THE REQUEST =>
Restate the records below word for word, and omit the images they hold.

A run of records
..............................
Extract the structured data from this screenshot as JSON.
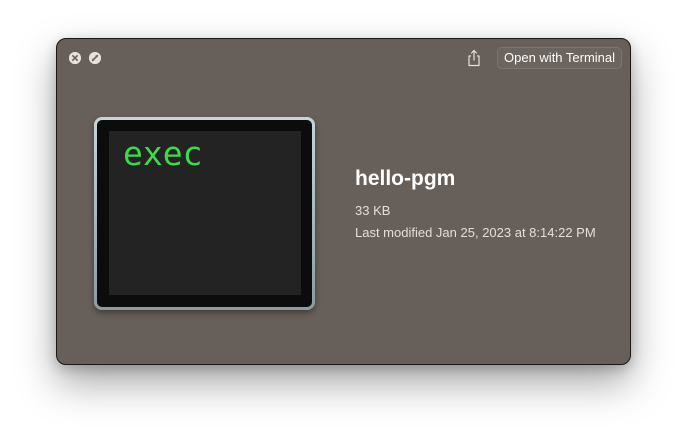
{
  "toolbar": {
    "close_icon": "close-icon",
    "fullscreen_icon": "fullscreen-icon",
    "share_icon": "share-icon",
    "open_button_label": "Open with Terminal"
  },
  "preview": {
    "icon_text": "exec",
    "icon_text_color": "#3fd94e",
    "file_name": "hello-pgm",
    "file_size": "33 KB",
    "last_modified": "Last modified Jan 25, 2023 at 8:14:22 PM"
  },
  "colors": {
    "window_background": "#675f59"
  }
}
..............................
RIGHT ANSWER =>
Extract the structured data from this screenshot as JSON.
{
  "toolbar": {
    "close_icon": "close-icon",
    "fullscreen_icon": "fullscreen-icon",
    "share_icon": "share-icon",
    "open_button_label": "Open with Terminal"
  },
  "preview": {
    "icon_text": "exec",
    "icon_text_color": "#3fd94e",
    "file_name": "hello-pgm",
    "file_size": "33 KB",
    "last_modified": "Last modified Jan 25, 2023 at 8:14:22 PM"
  },
  "colors": {
    "window_background": "#675f59"
  }
}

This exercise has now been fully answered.